+++ Page extract +++

Friday with Logicians

Mar 14, 2008 22:28

Today was a fairly full day. French class in the morning, then I went with Betsy to Intermezzo for lunch. Along the way we passed by the tree in front of Dwinelle where the guy had been protesting the last two weeks. Right as we were arriving we could see him getting pulled/helped off the bottom branches, but we didn't see enough to know whether they had pulled him all the way down from his perch up top, or whether he had fallen/come down from exhaustion from his hunger strike. The cops arrested him fairly peacefully and then walked with him towards Barrows, with a very large crowd following. We got mixed up among the people. There was lots of cheering, but I couldn't tell whether people were congratulating him for lasting so long or relieved that he finally came down (one way or another). Here's a story on what actually happened.

Betsy and I came back with our salads and ate in the Tarski Room, where we ran into Joe and I got to ask him some job stuff. Then after lunch there was some conversation with Emily and other mathematicians before I went to MUSA's Pi Day celebration for some pie. Then at 4 I went to Logic Colloquium, where Matthias Aschenbrenner was giving a talk on Gröbner bases and logic. I can now say I have a less than vague idea of what Gröbner bases are, and the logic part was interesting but felt a bit more like recursion theory than model theory. At the reception afterwards, I spent a good time talking to M., Joe, Janak and Scanlon. Christian then came and we joined up the group going to dinner with the speaker. The restaurant they chose was Maritime East, on Telegraph by Ashby.

The restaurant has a nice decor and the waitress that served us was just the right mix of friendly and professional. The atmosphere and staff of the restaurant certainly matched the price level of the entrées. As for what really matters, the food... well, that's whence my criticism comes. I had "deviled" dungeness crab on linguini with poached egg, while Christian had artic char. In my dish, the overabundance of spicy red pepper completely overpowered the crab. They were also rather skimpy on linguini, which I don't expect the plate to be overflowing in a nice restaurant, but there should have been twice what was there. Pasta is dirt cheap, so there's no need to skimp on that. Christian's dish had nothing but a square of fish served on some thinly sliced garnish. No side at all (sides like fries, veggies or potatoes were an extra $3-5). Neither dish was spectacularly flavorful either. They weren't bad, but certainly not memorable. These were not dishes worth $22 and $23, respectively: more appropriate would be the $15 range.

+++

Parts of the exercise:
(A) In the diary entry "Friday with Logicians," whom does the writer name as the people they spent a good time talking to at the reception after the Logic Colloquium? List every one.
(B) Transcribe the part of the diary entry "Friday with Logicians" that opens with the words containing "Today was a" and closes with "what actually happened.".
(C) Write the next part of the diary entry "Friday with Logicians," picking up after its final sentence.

+++ Recorded information +++

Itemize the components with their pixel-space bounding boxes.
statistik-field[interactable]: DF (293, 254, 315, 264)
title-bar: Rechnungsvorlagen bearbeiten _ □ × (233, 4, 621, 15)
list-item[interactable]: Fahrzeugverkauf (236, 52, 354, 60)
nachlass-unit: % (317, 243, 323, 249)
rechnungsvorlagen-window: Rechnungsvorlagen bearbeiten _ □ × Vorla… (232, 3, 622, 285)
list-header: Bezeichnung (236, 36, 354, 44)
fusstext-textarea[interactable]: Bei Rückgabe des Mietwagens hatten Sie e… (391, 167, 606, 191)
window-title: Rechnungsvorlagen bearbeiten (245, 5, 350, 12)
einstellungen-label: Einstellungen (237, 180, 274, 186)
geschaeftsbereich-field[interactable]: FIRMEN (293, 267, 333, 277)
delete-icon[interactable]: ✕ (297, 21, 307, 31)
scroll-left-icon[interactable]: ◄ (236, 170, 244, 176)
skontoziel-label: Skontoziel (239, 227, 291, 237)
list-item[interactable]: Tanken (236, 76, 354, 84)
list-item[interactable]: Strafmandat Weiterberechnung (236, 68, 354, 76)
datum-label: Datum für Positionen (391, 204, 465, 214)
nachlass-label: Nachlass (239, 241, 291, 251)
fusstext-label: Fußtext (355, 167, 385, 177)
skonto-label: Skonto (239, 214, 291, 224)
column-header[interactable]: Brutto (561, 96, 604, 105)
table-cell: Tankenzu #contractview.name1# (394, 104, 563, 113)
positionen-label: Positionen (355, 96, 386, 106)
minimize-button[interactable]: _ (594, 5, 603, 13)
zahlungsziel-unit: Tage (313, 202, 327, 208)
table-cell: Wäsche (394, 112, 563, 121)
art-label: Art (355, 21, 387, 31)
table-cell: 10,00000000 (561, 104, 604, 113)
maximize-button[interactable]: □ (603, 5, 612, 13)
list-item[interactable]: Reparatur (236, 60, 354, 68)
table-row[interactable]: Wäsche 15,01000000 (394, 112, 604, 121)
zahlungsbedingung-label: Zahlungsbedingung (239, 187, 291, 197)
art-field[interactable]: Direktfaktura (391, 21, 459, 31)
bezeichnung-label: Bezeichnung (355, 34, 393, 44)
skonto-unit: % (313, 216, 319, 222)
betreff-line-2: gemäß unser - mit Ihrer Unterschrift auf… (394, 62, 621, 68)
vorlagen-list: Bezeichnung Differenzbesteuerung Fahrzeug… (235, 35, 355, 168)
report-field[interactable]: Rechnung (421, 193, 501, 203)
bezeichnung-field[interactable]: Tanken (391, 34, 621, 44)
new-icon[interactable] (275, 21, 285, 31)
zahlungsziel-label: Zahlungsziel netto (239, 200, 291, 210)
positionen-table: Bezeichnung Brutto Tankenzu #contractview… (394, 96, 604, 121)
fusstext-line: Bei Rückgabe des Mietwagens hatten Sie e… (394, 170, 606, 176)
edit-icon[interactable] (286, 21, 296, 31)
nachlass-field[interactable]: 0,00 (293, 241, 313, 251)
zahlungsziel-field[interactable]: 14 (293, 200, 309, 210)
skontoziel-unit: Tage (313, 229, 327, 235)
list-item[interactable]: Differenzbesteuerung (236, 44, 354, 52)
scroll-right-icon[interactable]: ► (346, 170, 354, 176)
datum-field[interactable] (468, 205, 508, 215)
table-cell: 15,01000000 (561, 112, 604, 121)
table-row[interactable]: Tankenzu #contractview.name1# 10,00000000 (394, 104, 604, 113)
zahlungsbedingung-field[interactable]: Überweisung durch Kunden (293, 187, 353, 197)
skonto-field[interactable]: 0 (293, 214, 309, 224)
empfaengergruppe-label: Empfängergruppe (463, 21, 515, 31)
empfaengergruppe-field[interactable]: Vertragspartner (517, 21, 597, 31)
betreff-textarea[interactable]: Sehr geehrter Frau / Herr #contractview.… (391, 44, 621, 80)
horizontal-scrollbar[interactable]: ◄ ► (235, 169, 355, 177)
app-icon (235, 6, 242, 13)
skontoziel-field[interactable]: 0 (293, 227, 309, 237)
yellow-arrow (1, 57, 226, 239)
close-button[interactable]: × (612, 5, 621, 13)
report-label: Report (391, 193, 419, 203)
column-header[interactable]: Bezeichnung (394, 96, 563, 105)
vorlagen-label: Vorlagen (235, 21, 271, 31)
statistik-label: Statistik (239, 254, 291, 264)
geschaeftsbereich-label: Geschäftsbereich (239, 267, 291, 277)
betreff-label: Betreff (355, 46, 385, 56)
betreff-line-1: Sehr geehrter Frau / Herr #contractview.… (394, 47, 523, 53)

+++

Answers to the problems:
(A) M., Joe, Janak and Scanlon

(B)
Today was a fairly full day. French class in the morning, then I went with Betsy to Intermezzo for lunch. Along the way we passed by the tree in front of Dwinelle where the guy had been protesting the last two weeks. Right as we were arriving we could see him getting pulled/helped off the bottom branches, but we didn't see enough to know whether they had pulled him all the way down from his perch up top, or whether he had fallen/come down from exhaustion from his hunger strike. The cops arrested him fairly peacefully and then walked with him towards Barrows, with a very large crowd following. We got mixed up among the people. There was lots of cheering, but I couldn't tell whether people were congratulating him for lasting so long or relieved that he finally came down (one way or another). Here's a story on what actually happened.

(C)
It turns out that we were the only two grad students in the group of 8: there was Aschenbrenner, Steel, Scanlon, Harrington, Reimann and this guy I've never seen before, perhaps a grad student, but I think he came with the speaker. That was slightly uncomfortable, but not too bad. Since 3 of the 5 were German, a lot of the conversation centered on the differences between the US and German paths to getting tenure, and how that's causing lots of problems for Germany in retaining mathematicians, especially logicians. It was fairly enlightening for both of us as we (esp. Christian) had been considering some German positions/postdocs. This led to talk about who was where and which cities/countries were magnets for logicians. Paris, Lyon, England, etc. In the US, they mentioned Berkeley, but qualified it by saying that all these famous people are coming here to retire: Martin Davis, Dana Scott, Carol Wood, Ward Henson, etc.   Reimann joked that "Berkeley is the Florida of logicians."